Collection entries
^^^^

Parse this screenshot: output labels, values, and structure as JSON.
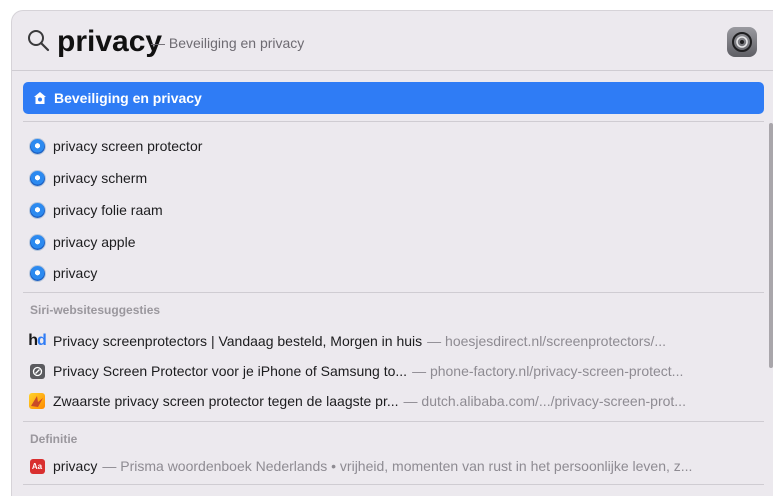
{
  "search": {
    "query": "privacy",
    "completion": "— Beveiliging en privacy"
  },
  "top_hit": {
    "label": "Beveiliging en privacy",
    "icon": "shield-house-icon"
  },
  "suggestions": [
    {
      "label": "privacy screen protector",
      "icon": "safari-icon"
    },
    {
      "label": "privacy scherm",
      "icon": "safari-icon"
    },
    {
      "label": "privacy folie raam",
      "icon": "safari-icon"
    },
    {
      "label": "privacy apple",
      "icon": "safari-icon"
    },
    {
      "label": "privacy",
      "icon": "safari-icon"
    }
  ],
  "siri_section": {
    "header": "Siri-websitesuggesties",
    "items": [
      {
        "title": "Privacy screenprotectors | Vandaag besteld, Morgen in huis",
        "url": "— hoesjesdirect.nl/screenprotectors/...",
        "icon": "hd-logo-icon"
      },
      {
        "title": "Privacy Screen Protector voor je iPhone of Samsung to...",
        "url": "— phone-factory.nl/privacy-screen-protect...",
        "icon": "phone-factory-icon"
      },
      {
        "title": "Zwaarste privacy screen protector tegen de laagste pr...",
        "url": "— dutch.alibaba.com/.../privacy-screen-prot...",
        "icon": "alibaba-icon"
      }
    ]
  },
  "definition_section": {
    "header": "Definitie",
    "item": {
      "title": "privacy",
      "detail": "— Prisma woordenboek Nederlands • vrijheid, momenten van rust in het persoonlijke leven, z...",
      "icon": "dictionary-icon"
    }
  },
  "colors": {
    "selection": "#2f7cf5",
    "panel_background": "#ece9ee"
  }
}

^^^^

-- STATED GOAL --
Repeat the material above in full and exactly, omitting the pictures.

-- IN RESPONSE --
Parse this screenshot: output labels, values, and structure as JSON.
{
  "search": {
    "query": "privacy",
    "completion": "— Beveiliging en privacy"
  },
  "top_hit": {
    "label": "Beveiliging en privacy",
    "icon": "shield-house-icon"
  },
  "suggestions": [
    {
      "label": "privacy screen protector",
      "icon": "safari-icon"
    },
    {
      "label": "privacy scherm",
      "icon": "safari-icon"
    },
    {
      "label": "privacy folie raam",
      "icon": "safari-icon"
    },
    {
      "label": "privacy apple",
      "icon": "safari-icon"
    },
    {
      "label": "privacy",
      "icon": "safari-icon"
    }
  ],
  "siri_section": {
    "header": "Siri-websitesuggesties",
    "items": [
      {
        "title": "Privacy screenprotectors | Vandaag besteld, Morgen in huis",
        "url": "— hoesjesdirect.nl/screenprotectors/...",
        "icon": "hd-logo-icon"
      },
      {
        "title": "Privacy Screen Protector voor je iPhone of Samsung to...",
        "url": "— phone-factory.nl/privacy-screen-protect...",
        "icon": "phone-factory-icon"
      },
      {
        "title": "Zwaarste privacy screen protector tegen de laagste pr...",
        "url": "— dutch.alibaba.com/.../privacy-screen-prot...",
        "icon": "alibaba-icon"
      }
    ]
  },
  "definition_section": {
    "header": "Definitie",
    "item": {
      "title": "privacy",
      "detail": "— Prisma woordenboek Nederlands • vrijheid, momenten van rust in het persoonlijke leven, z...",
      "icon": "dictionary-icon"
    }
  },
  "colors": {
    "selection": "#2f7cf5",
    "panel_background": "#ece9ee"
  }
}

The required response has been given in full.